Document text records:

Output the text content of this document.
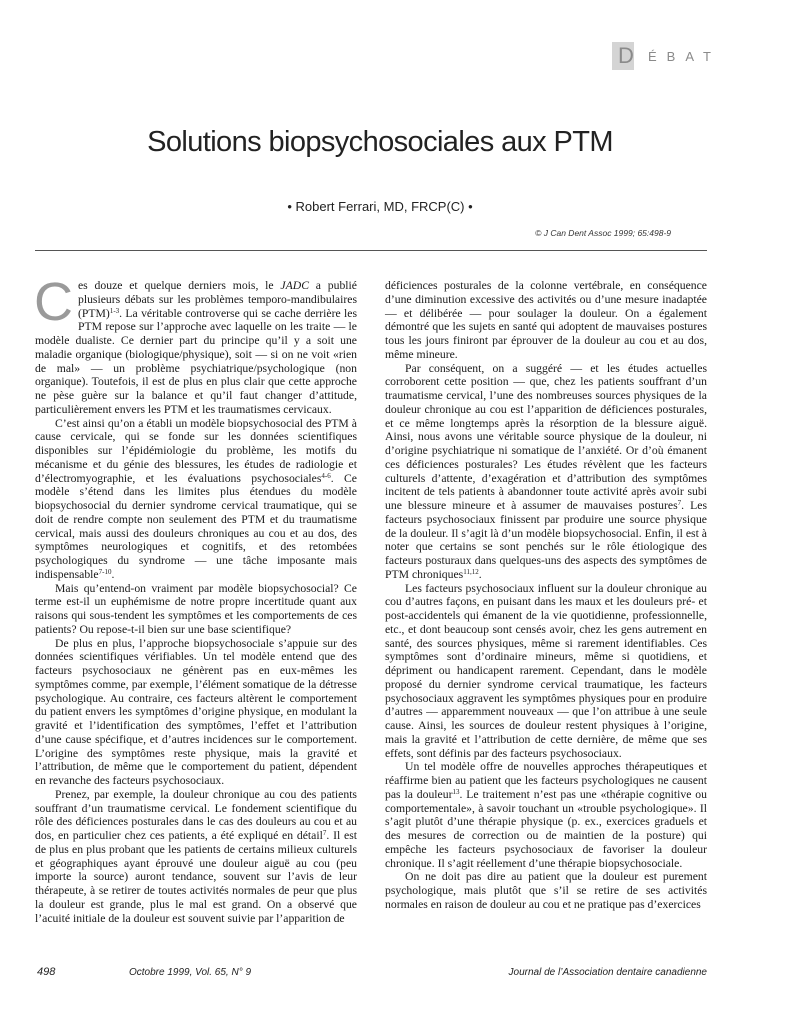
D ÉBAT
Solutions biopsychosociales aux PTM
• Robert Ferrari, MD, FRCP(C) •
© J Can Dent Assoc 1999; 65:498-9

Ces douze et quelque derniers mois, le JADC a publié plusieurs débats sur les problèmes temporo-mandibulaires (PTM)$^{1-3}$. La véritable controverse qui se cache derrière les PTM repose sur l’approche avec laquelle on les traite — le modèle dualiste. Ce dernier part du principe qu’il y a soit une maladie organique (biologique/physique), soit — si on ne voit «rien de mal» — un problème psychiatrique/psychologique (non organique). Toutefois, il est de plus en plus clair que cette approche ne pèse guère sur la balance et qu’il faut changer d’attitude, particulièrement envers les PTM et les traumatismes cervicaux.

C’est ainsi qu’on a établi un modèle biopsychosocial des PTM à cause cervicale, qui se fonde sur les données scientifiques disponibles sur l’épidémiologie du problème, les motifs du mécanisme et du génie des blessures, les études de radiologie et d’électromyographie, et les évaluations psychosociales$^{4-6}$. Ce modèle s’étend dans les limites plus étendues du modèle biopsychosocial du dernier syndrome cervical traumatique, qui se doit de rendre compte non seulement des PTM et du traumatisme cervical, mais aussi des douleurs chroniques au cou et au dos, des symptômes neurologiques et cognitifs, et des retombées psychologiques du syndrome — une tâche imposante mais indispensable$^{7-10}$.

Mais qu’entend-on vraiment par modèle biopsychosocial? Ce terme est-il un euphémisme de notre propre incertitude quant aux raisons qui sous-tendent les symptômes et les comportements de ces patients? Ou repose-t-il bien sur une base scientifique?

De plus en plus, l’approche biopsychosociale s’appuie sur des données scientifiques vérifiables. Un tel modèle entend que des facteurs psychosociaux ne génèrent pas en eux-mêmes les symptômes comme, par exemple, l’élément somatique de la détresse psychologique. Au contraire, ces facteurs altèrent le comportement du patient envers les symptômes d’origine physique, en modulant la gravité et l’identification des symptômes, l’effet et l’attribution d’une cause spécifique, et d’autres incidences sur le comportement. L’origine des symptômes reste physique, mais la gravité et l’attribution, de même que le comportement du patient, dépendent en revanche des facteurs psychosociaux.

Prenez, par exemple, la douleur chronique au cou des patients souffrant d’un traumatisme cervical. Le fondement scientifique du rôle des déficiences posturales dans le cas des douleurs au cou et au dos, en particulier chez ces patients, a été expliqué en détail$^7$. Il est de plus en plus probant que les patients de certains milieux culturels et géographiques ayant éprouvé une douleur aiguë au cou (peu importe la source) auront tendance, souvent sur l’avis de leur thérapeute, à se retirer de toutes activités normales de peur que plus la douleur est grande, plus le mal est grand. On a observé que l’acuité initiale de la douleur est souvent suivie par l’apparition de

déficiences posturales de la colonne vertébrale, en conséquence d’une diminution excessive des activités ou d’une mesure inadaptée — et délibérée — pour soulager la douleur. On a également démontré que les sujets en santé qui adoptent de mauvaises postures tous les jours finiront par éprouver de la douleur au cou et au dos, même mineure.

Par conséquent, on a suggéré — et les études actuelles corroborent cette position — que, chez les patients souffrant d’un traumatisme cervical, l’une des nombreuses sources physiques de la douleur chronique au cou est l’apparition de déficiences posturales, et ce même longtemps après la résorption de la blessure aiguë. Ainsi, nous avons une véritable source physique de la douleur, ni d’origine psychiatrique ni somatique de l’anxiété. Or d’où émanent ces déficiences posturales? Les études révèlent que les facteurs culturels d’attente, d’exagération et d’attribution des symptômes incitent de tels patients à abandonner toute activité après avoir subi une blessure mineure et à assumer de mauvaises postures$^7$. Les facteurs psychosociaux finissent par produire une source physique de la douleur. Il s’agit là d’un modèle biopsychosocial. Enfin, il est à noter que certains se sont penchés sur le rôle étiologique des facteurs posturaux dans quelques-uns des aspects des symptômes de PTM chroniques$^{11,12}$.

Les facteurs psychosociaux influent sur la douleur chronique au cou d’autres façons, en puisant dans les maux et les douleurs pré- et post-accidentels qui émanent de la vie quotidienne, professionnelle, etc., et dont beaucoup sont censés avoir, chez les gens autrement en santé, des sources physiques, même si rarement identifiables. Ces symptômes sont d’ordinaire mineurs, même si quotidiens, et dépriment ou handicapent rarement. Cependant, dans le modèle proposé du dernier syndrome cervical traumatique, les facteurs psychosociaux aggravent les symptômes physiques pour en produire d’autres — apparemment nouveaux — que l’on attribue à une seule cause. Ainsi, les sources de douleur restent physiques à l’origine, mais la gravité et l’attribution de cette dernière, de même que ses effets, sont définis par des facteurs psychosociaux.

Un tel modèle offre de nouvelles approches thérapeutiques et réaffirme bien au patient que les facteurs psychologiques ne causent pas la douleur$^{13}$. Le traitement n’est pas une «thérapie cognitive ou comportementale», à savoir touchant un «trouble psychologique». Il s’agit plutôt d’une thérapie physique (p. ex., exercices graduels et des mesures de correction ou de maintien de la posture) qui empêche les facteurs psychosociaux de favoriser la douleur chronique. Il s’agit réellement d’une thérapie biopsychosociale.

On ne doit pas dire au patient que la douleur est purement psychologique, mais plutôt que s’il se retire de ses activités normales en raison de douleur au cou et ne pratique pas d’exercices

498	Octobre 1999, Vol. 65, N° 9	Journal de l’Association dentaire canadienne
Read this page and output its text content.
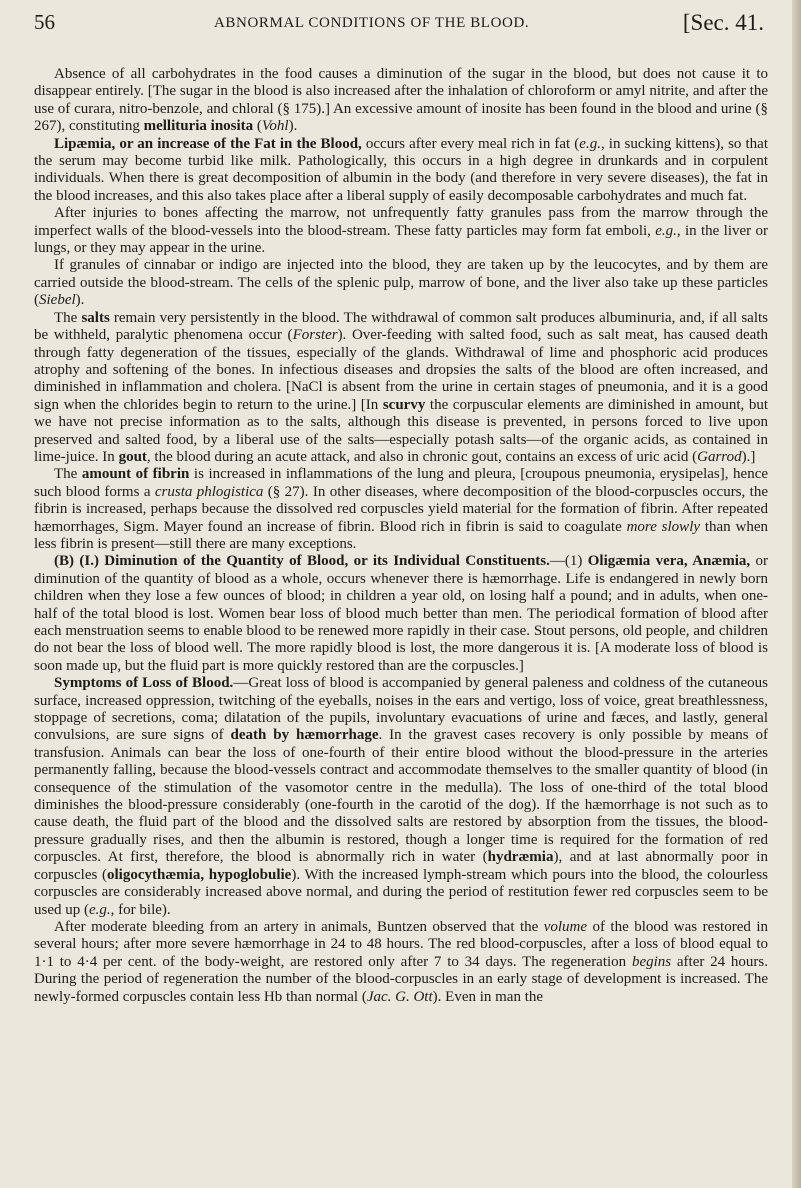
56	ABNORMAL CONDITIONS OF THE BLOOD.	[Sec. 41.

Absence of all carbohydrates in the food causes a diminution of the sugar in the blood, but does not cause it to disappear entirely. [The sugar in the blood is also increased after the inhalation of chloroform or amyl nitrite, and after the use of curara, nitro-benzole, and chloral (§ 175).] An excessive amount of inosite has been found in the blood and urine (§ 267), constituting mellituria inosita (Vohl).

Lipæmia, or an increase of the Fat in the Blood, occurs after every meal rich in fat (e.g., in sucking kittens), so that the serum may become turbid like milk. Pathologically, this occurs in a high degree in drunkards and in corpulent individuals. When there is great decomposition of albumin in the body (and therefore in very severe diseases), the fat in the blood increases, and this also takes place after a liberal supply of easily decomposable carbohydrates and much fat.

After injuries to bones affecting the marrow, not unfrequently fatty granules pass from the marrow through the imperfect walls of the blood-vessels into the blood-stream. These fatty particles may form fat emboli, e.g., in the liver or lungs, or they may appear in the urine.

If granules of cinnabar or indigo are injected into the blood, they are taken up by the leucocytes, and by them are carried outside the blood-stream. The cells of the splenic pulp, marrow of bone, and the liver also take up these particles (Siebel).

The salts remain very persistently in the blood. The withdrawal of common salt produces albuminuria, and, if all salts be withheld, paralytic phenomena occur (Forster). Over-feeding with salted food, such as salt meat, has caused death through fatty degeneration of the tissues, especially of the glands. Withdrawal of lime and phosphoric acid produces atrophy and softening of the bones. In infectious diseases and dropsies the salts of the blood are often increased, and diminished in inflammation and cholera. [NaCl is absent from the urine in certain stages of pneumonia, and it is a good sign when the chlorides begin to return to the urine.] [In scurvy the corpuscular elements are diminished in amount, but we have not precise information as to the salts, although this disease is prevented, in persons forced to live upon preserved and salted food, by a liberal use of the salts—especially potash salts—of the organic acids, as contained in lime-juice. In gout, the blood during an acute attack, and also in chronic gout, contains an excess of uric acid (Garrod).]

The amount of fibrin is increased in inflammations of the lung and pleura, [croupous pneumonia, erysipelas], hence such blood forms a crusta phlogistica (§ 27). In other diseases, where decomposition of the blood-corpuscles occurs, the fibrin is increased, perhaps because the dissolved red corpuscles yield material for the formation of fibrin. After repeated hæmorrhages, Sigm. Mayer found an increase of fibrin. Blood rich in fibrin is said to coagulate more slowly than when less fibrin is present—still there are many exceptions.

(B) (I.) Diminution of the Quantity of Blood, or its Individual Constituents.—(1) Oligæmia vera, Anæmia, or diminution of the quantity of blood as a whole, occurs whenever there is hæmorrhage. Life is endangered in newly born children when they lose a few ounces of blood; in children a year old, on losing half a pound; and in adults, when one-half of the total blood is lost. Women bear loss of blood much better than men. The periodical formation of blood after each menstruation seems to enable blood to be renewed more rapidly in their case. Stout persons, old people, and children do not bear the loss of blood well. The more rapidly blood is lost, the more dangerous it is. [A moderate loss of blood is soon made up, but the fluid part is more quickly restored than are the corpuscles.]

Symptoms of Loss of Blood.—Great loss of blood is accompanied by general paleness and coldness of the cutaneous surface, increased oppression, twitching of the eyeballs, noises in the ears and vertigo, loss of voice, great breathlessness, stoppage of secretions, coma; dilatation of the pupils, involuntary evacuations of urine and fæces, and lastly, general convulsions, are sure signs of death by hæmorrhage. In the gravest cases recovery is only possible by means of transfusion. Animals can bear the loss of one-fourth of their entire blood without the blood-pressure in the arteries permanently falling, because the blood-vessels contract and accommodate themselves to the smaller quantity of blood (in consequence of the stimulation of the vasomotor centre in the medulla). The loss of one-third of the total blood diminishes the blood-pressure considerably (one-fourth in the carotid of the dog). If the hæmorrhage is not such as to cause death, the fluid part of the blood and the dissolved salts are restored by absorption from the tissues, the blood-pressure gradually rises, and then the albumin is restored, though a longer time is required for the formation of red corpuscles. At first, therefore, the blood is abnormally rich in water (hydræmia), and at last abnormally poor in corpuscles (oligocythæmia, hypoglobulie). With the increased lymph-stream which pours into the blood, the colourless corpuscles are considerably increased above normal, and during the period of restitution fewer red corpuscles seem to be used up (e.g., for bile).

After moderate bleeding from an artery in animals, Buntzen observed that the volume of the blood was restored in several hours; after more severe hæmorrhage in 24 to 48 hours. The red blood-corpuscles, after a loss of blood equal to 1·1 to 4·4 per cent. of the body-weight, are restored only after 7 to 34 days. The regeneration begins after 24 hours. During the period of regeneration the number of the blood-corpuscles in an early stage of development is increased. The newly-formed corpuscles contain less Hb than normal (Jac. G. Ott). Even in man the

...

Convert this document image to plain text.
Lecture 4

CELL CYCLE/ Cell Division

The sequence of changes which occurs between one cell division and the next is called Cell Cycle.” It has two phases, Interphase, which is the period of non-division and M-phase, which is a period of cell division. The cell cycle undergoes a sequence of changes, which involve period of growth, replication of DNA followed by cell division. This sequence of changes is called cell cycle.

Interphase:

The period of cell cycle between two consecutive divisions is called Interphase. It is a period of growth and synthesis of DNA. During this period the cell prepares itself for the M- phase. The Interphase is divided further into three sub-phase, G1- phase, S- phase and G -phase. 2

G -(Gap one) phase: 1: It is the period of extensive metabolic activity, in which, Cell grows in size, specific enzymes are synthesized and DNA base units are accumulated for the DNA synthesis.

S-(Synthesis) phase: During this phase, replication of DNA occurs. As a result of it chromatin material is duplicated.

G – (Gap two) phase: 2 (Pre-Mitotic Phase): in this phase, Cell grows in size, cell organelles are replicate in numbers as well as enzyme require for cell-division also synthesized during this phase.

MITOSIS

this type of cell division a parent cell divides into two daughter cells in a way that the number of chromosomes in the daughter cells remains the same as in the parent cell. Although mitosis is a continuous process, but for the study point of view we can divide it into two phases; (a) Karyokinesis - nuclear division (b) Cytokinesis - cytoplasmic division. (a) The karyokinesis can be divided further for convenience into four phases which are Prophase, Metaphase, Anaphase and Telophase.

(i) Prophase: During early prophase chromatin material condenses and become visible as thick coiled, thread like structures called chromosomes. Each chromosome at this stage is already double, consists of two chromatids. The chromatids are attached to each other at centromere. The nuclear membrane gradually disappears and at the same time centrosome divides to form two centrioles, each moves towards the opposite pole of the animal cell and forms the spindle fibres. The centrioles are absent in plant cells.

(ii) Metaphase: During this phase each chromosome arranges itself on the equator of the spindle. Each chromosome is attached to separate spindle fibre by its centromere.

==

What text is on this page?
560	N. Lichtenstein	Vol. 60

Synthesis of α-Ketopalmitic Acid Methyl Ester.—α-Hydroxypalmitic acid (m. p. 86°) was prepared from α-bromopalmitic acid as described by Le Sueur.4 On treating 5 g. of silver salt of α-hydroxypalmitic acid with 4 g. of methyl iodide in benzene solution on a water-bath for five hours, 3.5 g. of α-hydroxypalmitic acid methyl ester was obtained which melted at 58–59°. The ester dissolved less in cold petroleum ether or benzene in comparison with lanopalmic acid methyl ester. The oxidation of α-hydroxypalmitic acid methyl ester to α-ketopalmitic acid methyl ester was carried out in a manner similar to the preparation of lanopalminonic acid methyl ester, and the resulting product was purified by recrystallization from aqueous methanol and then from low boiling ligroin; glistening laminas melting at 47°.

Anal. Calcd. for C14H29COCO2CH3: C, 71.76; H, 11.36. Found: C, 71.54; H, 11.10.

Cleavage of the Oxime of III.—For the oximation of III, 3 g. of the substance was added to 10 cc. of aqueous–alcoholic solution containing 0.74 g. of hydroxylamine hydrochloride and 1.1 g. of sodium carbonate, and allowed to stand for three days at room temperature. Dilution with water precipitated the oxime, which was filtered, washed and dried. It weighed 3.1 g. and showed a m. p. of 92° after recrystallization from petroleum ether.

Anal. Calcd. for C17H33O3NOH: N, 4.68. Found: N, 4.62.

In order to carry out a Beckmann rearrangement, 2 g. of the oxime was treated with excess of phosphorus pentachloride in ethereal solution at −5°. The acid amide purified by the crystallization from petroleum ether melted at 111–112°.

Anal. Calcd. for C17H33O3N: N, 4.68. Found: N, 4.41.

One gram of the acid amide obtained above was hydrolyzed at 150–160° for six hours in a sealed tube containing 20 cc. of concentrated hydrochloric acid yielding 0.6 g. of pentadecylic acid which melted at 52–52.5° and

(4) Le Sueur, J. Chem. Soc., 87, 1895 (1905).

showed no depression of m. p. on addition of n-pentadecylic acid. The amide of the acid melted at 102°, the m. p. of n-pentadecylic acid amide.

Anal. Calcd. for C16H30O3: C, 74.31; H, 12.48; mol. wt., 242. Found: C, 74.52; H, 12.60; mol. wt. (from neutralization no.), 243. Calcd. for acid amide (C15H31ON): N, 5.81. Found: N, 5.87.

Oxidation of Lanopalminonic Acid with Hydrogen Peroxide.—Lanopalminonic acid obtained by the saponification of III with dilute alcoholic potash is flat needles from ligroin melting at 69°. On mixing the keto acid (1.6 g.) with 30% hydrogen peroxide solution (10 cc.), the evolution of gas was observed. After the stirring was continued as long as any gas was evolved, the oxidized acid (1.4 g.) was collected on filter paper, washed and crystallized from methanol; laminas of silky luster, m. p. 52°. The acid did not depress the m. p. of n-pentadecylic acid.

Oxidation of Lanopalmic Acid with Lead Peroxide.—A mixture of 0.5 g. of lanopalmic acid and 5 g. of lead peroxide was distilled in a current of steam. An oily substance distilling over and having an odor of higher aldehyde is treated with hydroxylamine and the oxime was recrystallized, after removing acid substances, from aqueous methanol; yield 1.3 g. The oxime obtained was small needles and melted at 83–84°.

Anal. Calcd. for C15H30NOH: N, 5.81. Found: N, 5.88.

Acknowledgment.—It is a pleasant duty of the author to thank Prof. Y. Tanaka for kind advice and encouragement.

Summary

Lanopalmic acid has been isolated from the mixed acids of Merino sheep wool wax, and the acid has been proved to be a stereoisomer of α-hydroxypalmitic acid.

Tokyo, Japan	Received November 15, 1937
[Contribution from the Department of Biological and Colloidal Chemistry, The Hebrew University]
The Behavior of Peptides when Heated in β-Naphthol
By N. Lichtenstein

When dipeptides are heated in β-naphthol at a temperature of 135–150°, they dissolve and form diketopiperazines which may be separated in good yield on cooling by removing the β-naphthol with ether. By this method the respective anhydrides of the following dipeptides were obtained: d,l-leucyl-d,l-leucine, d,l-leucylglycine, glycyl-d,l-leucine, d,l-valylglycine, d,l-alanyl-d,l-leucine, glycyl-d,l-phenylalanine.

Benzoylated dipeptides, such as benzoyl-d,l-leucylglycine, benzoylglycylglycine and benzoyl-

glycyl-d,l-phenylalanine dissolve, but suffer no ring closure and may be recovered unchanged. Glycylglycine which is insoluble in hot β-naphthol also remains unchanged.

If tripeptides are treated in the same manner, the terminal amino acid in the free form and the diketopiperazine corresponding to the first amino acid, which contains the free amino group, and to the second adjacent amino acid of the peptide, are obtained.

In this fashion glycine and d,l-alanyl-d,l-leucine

Exercise brief: Your answer should consist of each line of the data above in which the word "Interphase" occurs.

Task output:
The sequence of changes which occurs between one cell division and the next is called Cell Cycle.” It has two phases, Interphase, which is the period of non-division and M-phase, which is a period of cell division. The cell cycle undergoes a sequence of changes, which involve period of growth, replication of DNA followed by cell division. This sequence of changes is called cell cycle.
Interphase:
The period of cell cycle between two consecutive divisions is called Interphase. It is a period of growth and synthesis of DNA. During this period the cell prepares itself for the M- phase. The Interphase is divided further into three sub-phase, G1- phase, S- phase and G -phase. 2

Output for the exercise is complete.